- [EXTRACTED INFORMATION]:

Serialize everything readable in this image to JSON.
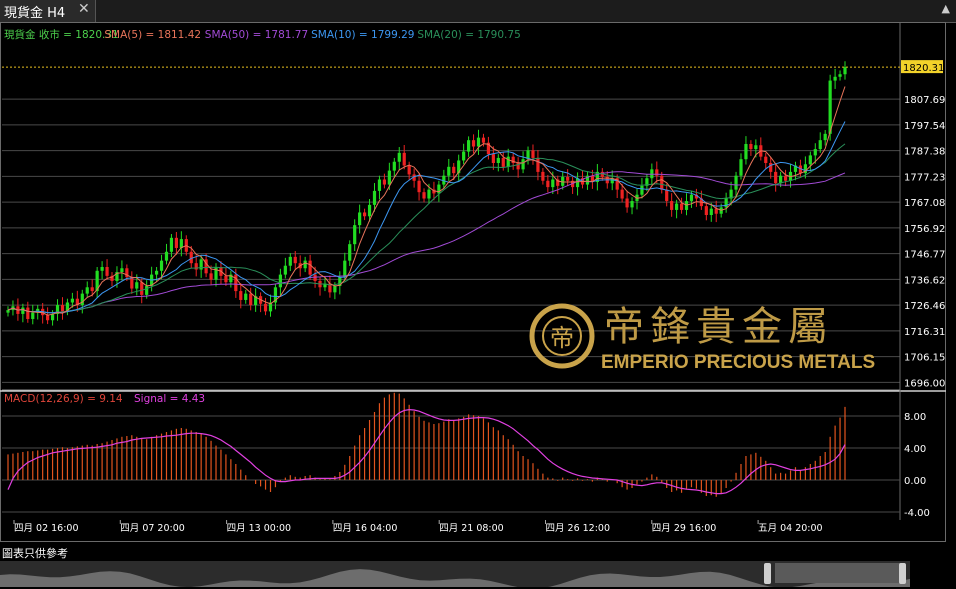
{
  "tab": {
    "title": "現貨金 H4",
    "close": "✕"
  },
  "collapse_icon": "▲",
  "footer": {
    "note": "圖表只供參考"
  },
  "watermark": {
    "logo": "帝鋒貴金屬",
    "text": "EMPERIO PRECIOUS METALS",
    "color": "#c9a34a"
  },
  "chart_data": [
    {
      "type": "candlestick",
      "legend": [
        {
          "label": "現貨金 收市 = 1820.31",
          "color": "#4ccf4c"
        },
        {
          "label": "SMA(5) = 1811.42",
          "color": "#e8745a"
        },
        {
          "label": "SMA(50) = 1781.77",
          "color": "#a24bd6"
        },
        {
          "label": "SMA(10) = 1799.29",
          "color": "#3c96f0"
        },
        {
          "label": "SMA(20) = 1790.75",
          "color": "#2a8f5a"
        }
      ],
      "ylim": [
        1693,
        1831
      ],
      "yticks": [
        "1807.69",
        "1797.54",
        "1787.38",
        "1777.23",
        "1767.08",
        "1756.92",
        "1746.77",
        "1736.62",
        "1726.46",
        "1716.31",
        "1706.15",
        "1696.00"
      ],
      "last_price": "1820.31",
      "xticks": [
        "四月 02 16:00",
        "四月 07 20:00",
        "四月 13 00:00",
        "四月 16 04:00",
        "四月 21 08:00",
        "四月 26 12:00",
        "四月 29 16:00",
        "五月 04 20:00"
      ],
      "close": [
        1724.5,
        1726.0,
        1723.0,
        1725.5,
        1721.0,
        1723.5,
        1725.0,
        1722.5,
        1720.5,
        1723.0,
        1726.5,
        1724.0,
        1727.5,
        1729.0,
        1726.5,
        1731.0,
        1733.5,
        1732.0,
        1740.0,
        1741.5,
        1738.0,
        1736.0,
        1739.5,
        1741.0,
        1737.5,
        1733.0,
        1735.5,
        1730.5,
        1734.0,
        1738.5,
        1740.0,
        1744.0,
        1747.5,
        1753.0,
        1749.0,
        1752.5,
        1747.5,
        1743.0,
        1740.5,
        1744.5,
        1739.0,
        1736.5,
        1741.5,
        1738.0,
        1735.5,
        1738.5,
        1732.0,
        1728.5,
        1731.0,
        1726.5,
        1730.0,
        1727.0,
        1724.0,
        1727.5,
        1733.5,
        1738.5,
        1742.0,
        1745.5,
        1743.0,
        1741.0,
        1744.0,
        1738.5,
        1736.0,
        1733.5,
        1735.0,
        1731.5,
        1734.0,
        1737.5,
        1744.0,
        1750.5,
        1758.0,
        1763.0,
        1761.5,
        1766.0,
        1771.5,
        1776.0,
        1774.0,
        1779.5,
        1783.0,
        1786.5,
        1781.5,
        1778.0,
        1775.5,
        1771.0,
        1768.5,
        1772.0,
        1770.5,
        1774.0,
        1777.5,
        1781.0,
        1778.5,
        1783.5,
        1787.0,
        1791.5,
        1789.0,
        1792.5,
        1790.5,
        1786.0,
        1782.5,
        1784.5,
        1781.0,
        1785.0,
        1782.5,
        1780.0,
        1784.0,
        1787.5,
        1784.5,
        1779.0,
        1775.5,
        1773.0,
        1776.0,
        1773.5,
        1777.0,
        1775.5,
        1773.0,
        1776.5,
        1774.0,
        1777.5,
        1775.0,
        1779.0,
        1777.0,
        1774.5,
        1776.5,
        1772.0,
        1768.5,
        1765.0,
        1767.5,
        1770.0,
        1773.5,
        1776.5,
        1780.0,
        1777.5,
        1772.0,
        1767.5,
        1764.0,
        1766.5,
        1764.0,
        1767.5,
        1770.0,
        1768.5,
        1765.5,
        1762.0,
        1764.5,
        1762.5,
        1765.0,
        1768.5,
        1772.0,
        1777.5,
        1784.0,
        1790.0,
        1788.0,
        1789.5,
        1785.0,
        1782.5,
        1779.0,
        1774.5,
        1777.5,
        1775.5,
        1779.0,
        1781.5,
        1778.5,
        1782.0,
        1785.5,
        1788.0,
        1791.5,
        1794.0,
        1815.0,
        1816.5,
        1817.5,
        1820.31
      ],
      "candle_count": 176
    },
    {
      "type": "macd",
      "legend": [
        {
          "label": "MACD(12,26,9) = 9.14",
          "color": "#e0453a"
        },
        {
          "label": "Signal = 4.43",
          "color": "#e040e0"
        }
      ],
      "ylim": [
        -5,
        11
      ],
      "yticks": [
        "8.00",
        "4.00",
        "0.00",
        "-4.00"
      ],
      "macd": [
        3.2,
        3.3,
        3.4,
        3.5,
        3.6,
        3.6,
        3.7,
        3.8,
        3.8,
        3.9,
        4.0,
        4.1,
        4.0,
        4.1,
        4.2,
        4.3,
        4.4,
        4.3,
        4.5,
        4.6,
        4.8,
        5.0,
        5.2,
        5.4,
        5.5,
        5.6,
        5.4,
        5.2,
        5.1,
        5.4,
        5.6,
        5.8,
        6.0,
        6.2,
        6.4,
        6.5,
        6.4,
        6.2,
        6.0,
        5.8,
        5.4,
        4.9,
        4.3,
        3.8,
        3.2,
        2.6,
        2.0,
        1.3,
        0.6,
        0.0,
        -0.5,
        -0.8,
        -1.2,
        -1.5,
        -0.9,
        -0.2,
        0.3,
        0.6,
        0.4,
        0.3,
        0.5,
        0.6,
        0.3,
        0.1,
        0.2,
        0.1,
        0.5,
        1.0,
        1.9,
        3.0,
        4.3,
        5.6,
        6.5,
        7.5,
        8.5,
        9.6,
        10.3,
        10.7,
        10.9,
        10.8,
        10.2,
        9.4,
        8.6,
        7.9,
        7.4,
        7.2,
        7.0,
        7.1,
        7.3,
        7.6,
        7.4,
        7.7,
        7.9,
        8.2,
        8.1,
        8.0,
        7.7,
        7.2,
        6.6,
        6.2,
        5.6,
        5.1,
        4.4,
        3.6,
        3.0,
        2.6,
        2.1,
        1.4,
        0.8,
        0.3,
        0.2,
        -0.1,
        0.3,
        0.1,
        -0.1,
        0.2,
        -0.1,
        0.1,
        -0.2,
        0.3,
        0.1,
        -0.2,
        0.0,
        -0.4,
        -0.9,
        -1.2,
        -1.0,
        -0.6,
        -0.2,
        0.3,
        0.7,
        0.4,
        -0.3,
        -1.0,
        -1.5,
        -1.3,
        -1.6,
        -1.2,
        -0.9,
        -1.1,
        -1.6,
        -2.0,
        -1.9,
        -2.1,
        -1.7,
        -1.0,
        -0.2,
        0.9,
        2.0,
        3.0,
        3.2,
        3.4,
        2.9,
        2.4,
        1.6,
        0.8,
        0.9,
        0.8,
        1.2,
        1.6,
        1.2,
        1.6,
        2.0,
        2.4,
        3.0,
        3.5,
        5.4,
        6.8,
        7.8,
        9.14
      ],
      "signal": [
        -1.2,
        0.2,
        1.1,
        1.7,
        2.2,
        2.5,
        2.8,
        3.0,
        3.2,
        3.4,
        3.5,
        3.6,
        3.7,
        3.8,
        3.9,
        3.95,
        4.0,
        4.05,
        4.1,
        4.2,
        4.3,
        4.4,
        4.6,
        4.7,
        4.8,
        5.0,
        5.1,
        5.2,
        5.25,
        5.3,
        5.35,
        5.4,
        5.5,
        5.55,
        5.6,
        5.7,
        5.8,
        5.85,
        5.85,
        5.8,
        5.7,
        5.55,
        5.3,
        5.0,
        4.6,
        4.2,
        3.7,
        3.2,
        2.7,
        2.2,
        1.6,
        1.1,
        0.6,
        0.2,
        -0.1,
        -0.2,
        -0.2,
        -0.1,
        0.0,
        0.0,
        0.1,
        0.15,
        0.2,
        0.2,
        0.2,
        0.2,
        0.2,
        0.3,
        0.6,
        1.0,
        1.6,
        2.2,
        2.9,
        3.7,
        4.6,
        5.5,
        6.4,
        7.2,
        7.9,
        8.4,
        8.7,
        8.8,
        8.75,
        8.6,
        8.35,
        8.1,
        7.85,
        7.65,
        7.5,
        7.45,
        7.45,
        7.5,
        7.6,
        7.7,
        7.75,
        7.8,
        7.8,
        7.75,
        7.6,
        7.4,
        7.1,
        6.8,
        6.4,
        5.9,
        5.4,
        4.9,
        4.3,
        3.8,
        3.2,
        2.6,
        2.1,
        1.7,
        1.35,
        1.05,
        0.8,
        0.6,
        0.45,
        0.35,
        0.25,
        0.2,
        0.15,
        0.1,
        0.05,
        0.0,
        -0.2,
        -0.4,
        -0.55,
        -0.65,
        -0.7,
        -0.6,
        -0.45,
        -0.35,
        -0.35,
        -0.5,
        -0.7,
        -0.9,
        -1.05,
        -1.15,
        -1.2,
        -1.25,
        -1.35,
        -1.5,
        -1.6,
        -1.7,
        -1.7,
        -1.6,
        -1.3,
        -0.9,
        -0.4,
        0.2,
        0.8,
        1.3,
        1.7,
        1.9,
        2.0,
        1.9,
        1.7,
        1.5,
        1.3,
        1.2,
        1.2,
        1.3,
        1.4,
        1.55,
        1.7,
        1.9,
        2.2,
        2.6,
        3.3,
        4.43
      ]
    }
  ]
}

- [EXERCISE DETAILS]: Where a line above holds the string "color", show that line.

- [EXERCISE ANSWER]:
    "color": "#c9a34a"
          "color": "#4ccf4c"
          "color": "#e8745a"
          "color": "#a24bd6"
          "color": "#3c96f0"
          "color": "#2a8f5a"
          "color": "#e0453a"
          "color": "#e040e0"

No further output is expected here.